▸ Task: Make an exact copy of all the entries, with the pictures left out.

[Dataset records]
☆ ☆ ☆ ☆ ☆

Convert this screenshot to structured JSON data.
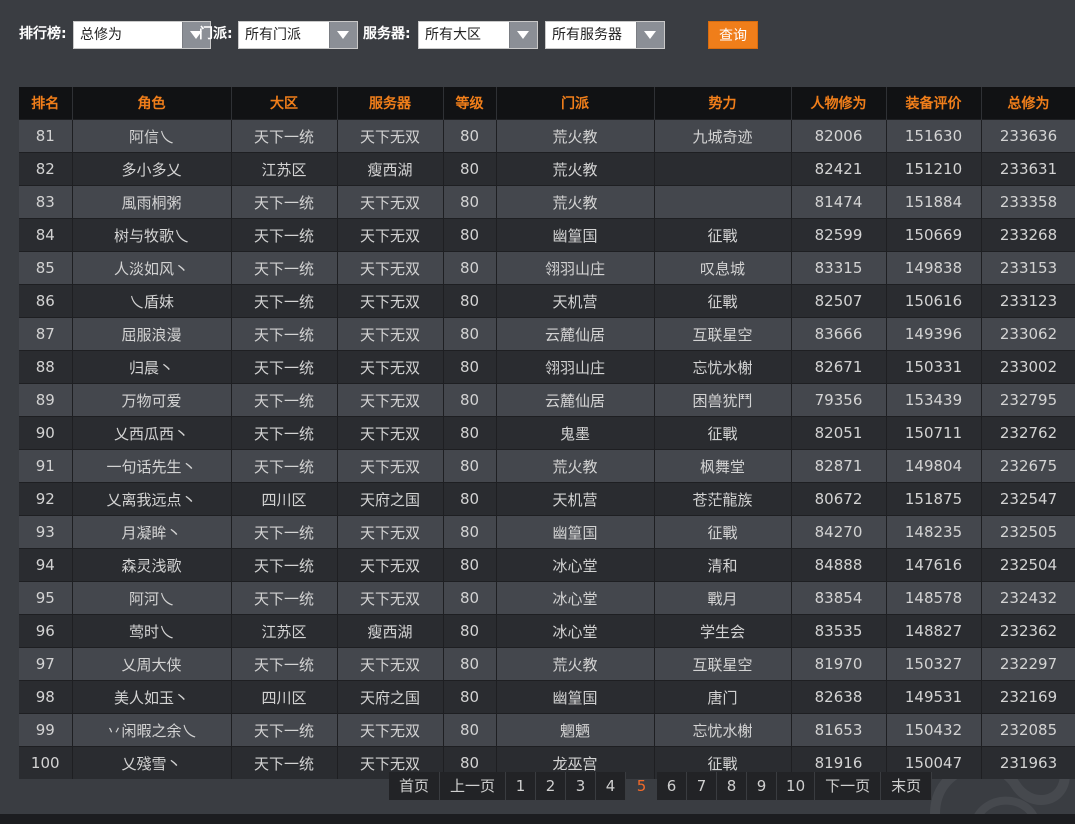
{
  "filters": {
    "rank_label": "排行榜:",
    "rank_value": "总修为",
    "sect_label": "门派:",
    "sect_value": "所有门派",
    "server_label": "服务器:",
    "region_value": "所有大区",
    "server_value": "所有服务器",
    "query_button": "查询"
  },
  "table": {
    "columns": [
      "排名",
      "角色",
      "大区",
      "服务器",
      "等级",
      "门派",
      "势力",
      "人物修为",
      "装备评价",
      "总修为"
    ],
    "rows": [
      [
        "81",
        "阿信乀",
        "天下一统",
        "天下无双",
        "80",
        "荒火教",
        "九城奇迹",
        "82006",
        "151630",
        "233636"
      ],
      [
        "82",
        "多小多乂",
        "江苏区",
        "瘦西湖",
        "80",
        "荒火教",
        "",
        "82421",
        "151210",
        "233631"
      ],
      [
        "83",
        "風雨桐粥",
        "天下一统",
        "天下无双",
        "80",
        "荒火教",
        "",
        "81474",
        "151884",
        "233358"
      ],
      [
        "84",
        "树与牧歌乀",
        "天下一统",
        "天下无双",
        "80",
        "幽篁国",
        "征戰",
        "82599",
        "150669",
        "233268"
      ],
      [
        "85",
        "人淡如风丶",
        "天下一统",
        "天下无双",
        "80",
        "翎羽山庄",
        "叹息城",
        "83315",
        "149838",
        "233153"
      ],
      [
        "86",
        "乀盾妹",
        "天下一统",
        "天下无双",
        "80",
        "天机营",
        "征戰",
        "82507",
        "150616",
        "233123"
      ],
      [
        "87",
        "屈服浪漫",
        "天下一统",
        "天下无双",
        "80",
        "云麓仙居",
        "互联星空",
        "83666",
        "149396",
        "233062"
      ],
      [
        "88",
        "归晨丶",
        "天下一统",
        "天下无双",
        "80",
        "翎羽山庄",
        "忘忧水榭",
        "82671",
        "150331",
        "233002"
      ],
      [
        "89",
        "万物可爱",
        "天下一统",
        "天下无双",
        "80",
        "云麓仙居",
        "困兽犹鬥",
        "79356",
        "153439",
        "232795"
      ],
      [
        "90",
        "乂西瓜西丶",
        "天下一统",
        "天下无双",
        "80",
        "鬼墨",
        "征戰",
        "82051",
        "150711",
        "232762"
      ],
      [
        "91",
        "一句话先生丶",
        "天下一统",
        "天下无双",
        "80",
        "荒火教",
        "枫舞堂",
        "82871",
        "149804",
        "232675"
      ],
      [
        "92",
        "乂离我远点丶",
        "四川区",
        "天府之国",
        "80",
        "天机营",
        "苍茫龍族",
        "80672",
        "151875",
        "232547"
      ],
      [
        "93",
        "月凝眸丶",
        "天下一统",
        "天下无双",
        "80",
        "幽篁国",
        "征戰",
        "84270",
        "148235",
        "232505"
      ],
      [
        "94",
        "森灵浅歌",
        "天下一统",
        "天下无双",
        "80",
        "冰心堂",
        "清和",
        "84888",
        "147616",
        "232504"
      ],
      [
        "95",
        "阿河乀",
        "天下一统",
        "天下无双",
        "80",
        "冰心堂",
        "戰月",
        "83854",
        "148578",
        "232432"
      ],
      [
        "96",
        "莺时乀",
        "江苏区",
        "瘦西湖",
        "80",
        "冰心堂",
        "学生会",
        "83535",
        "148827",
        "232362"
      ],
      [
        "97",
        "乂周大侠",
        "天下一统",
        "天下无双",
        "80",
        "荒火教",
        "互联星空",
        "81970",
        "150327",
        "232297"
      ],
      [
        "98",
        "美人如玉丶",
        "四川区",
        "天府之国",
        "80",
        "幽篁国",
        "唐门",
        "82638",
        "149531",
        "232169"
      ],
      [
        "99",
        "丷闲暇之余乀",
        "天下一统",
        "天下无双",
        "80",
        "魍魉",
        "忘忧水榭",
        "81653",
        "150432",
        "232085"
      ],
      [
        "100",
        "乂殘雪丶",
        "天下一统",
        "天下无双",
        "80",
        "龙巫宫",
        "征戰",
        "81916",
        "150047",
        "231963"
      ]
    ]
  },
  "pagination": {
    "first": "首页",
    "prev": "上一页",
    "pages": [
      "1",
      "2",
      "3",
      "4",
      "5",
      "6",
      "7",
      "8",
      "9",
      "10"
    ],
    "current": "5",
    "next": "下一页",
    "last": "末页"
  },
  "colors": {
    "accent": "#f07e1a",
    "current_page": "#f26a2a",
    "background": "#3a3d42"
  },
  "icons": {
    "dropdown": "triangle-down-icon"
  }
}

☆ ☆ ☆ ☆ ☆

▸ Exercise result:
Convert this screenshot to structured JSON data.
{
  "filters": {
    "rank_label": "排行榜:",
    "rank_value": "总修为",
    "sect_label": "门派:",
    "sect_value": "所有门派",
    "server_label": "服务器:",
    "region_value": "所有大区",
    "server_value": "所有服务器",
    "query_button": "查询"
  },
  "table": {
    "columns": [
      "排名",
      "角色",
      "大区",
      "服务器",
      "等级",
      "门派",
      "势力",
      "人物修为",
      "装备评价",
      "总修为"
    ],
    "rows": [
      [
        "81",
        "阿信乀",
        "天下一统",
        "天下无双",
        "80",
        "荒火教",
        "九城奇迹",
        "82006",
        "151630",
        "233636"
      ],
      [
        "82",
        "多小多乂",
        "江苏区",
        "瘦西湖",
        "80",
        "荒火教",
        "",
        "82421",
        "151210",
        "233631"
      ],
      [
        "83",
        "風雨桐粥",
        "天下一统",
        "天下无双",
        "80",
        "荒火教",
        "",
        "81474",
        "151884",
        "233358"
      ],
      [
        "84",
        "树与牧歌乀",
        "天下一统",
        "天下无双",
        "80",
        "幽篁国",
        "征戰",
        "82599",
        "150669",
        "233268"
      ],
      [
        "85",
        "人淡如风丶",
        "天下一统",
        "天下无双",
        "80",
        "翎羽山庄",
        "叹息城",
        "83315",
        "149838",
        "233153"
      ],
      [
        "86",
        "乀盾妹",
        "天下一统",
        "天下无双",
        "80",
        "天机营",
        "征戰",
        "82507",
        "150616",
        "233123"
      ],
      [
        "87",
        "屈服浪漫",
        "天下一统",
        "天下无双",
        "80",
        "云麓仙居",
        "互联星空",
        "83666",
        "149396",
        "233062"
      ],
      [
        "88",
        "归晨丶",
        "天下一统",
        "天下无双",
        "80",
        "翎羽山庄",
        "忘忧水榭",
        "82671",
        "150331",
        "233002"
      ],
      [
        "89",
        "万物可爱",
        "天下一统",
        "天下无双",
        "80",
        "云麓仙居",
        "困兽犹鬥",
        "79356",
        "153439",
        "232795"
      ],
      [
        "90",
        "乂西瓜西丶",
        "天下一统",
        "天下无双",
        "80",
        "鬼墨",
        "征戰",
        "82051",
        "150711",
        "232762"
      ],
      [
        "91",
        "一句话先生丶",
        "天下一统",
        "天下无双",
        "80",
        "荒火教",
        "枫舞堂",
        "82871",
        "149804",
        "232675"
      ],
      [
        "92",
        "乂离我远点丶",
        "四川区",
        "天府之国",
        "80",
        "天机营",
        "苍茫龍族",
        "80672",
        "151875",
        "232547"
      ],
      [
        "93",
        "月凝眸丶",
        "天下一统",
        "天下无双",
        "80",
        "幽篁国",
        "征戰",
        "84270",
        "148235",
        "232505"
      ],
      [
        "94",
        "森灵浅歌",
        "天下一统",
        "天下无双",
        "80",
        "冰心堂",
        "清和",
        "84888",
        "147616",
        "232504"
      ],
      [
        "95",
        "阿河乀",
        "天下一统",
        "天下无双",
        "80",
        "冰心堂",
        "戰月",
        "83854",
        "148578",
        "232432"
      ],
      [
        "96",
        "莺时乀",
        "江苏区",
        "瘦西湖",
        "80",
        "冰心堂",
        "学生会",
        "83535",
        "148827",
        "232362"
      ],
      [
        "97",
        "乂周大侠",
        "天下一统",
        "天下无双",
        "80",
        "荒火教",
        "互联星空",
        "81970",
        "150327",
        "232297"
      ],
      [
        "98",
        "美人如玉丶",
        "四川区",
        "天府之国",
        "80",
        "幽篁国",
        "唐门",
        "82638",
        "149531",
        "232169"
      ],
      [
        "99",
        "丷闲暇之余乀",
        "天下一统",
        "天下无双",
        "80",
        "魍魉",
        "忘忧水榭",
        "81653",
        "150432",
        "232085"
      ],
      [
        "100",
        "乂殘雪丶",
        "天下一统",
        "天下无双",
        "80",
        "龙巫宫",
        "征戰",
        "81916",
        "150047",
        "231963"
      ]
    ]
  },
  "pagination": {
    "first": "首页",
    "prev": "上一页",
    "pages": [
      "1",
      "2",
      "3",
      "4",
      "5",
      "6",
      "7",
      "8",
      "9",
      "10"
    ],
    "current": "5",
    "next": "下一页",
    "last": "末页"
  },
  "colors": {
    "accent": "#f07e1a",
    "current_page": "#f26a2a",
    "background": "#3a3d42"
  },
  "icons": {
    "dropdown": "triangle-down-icon"
  }
}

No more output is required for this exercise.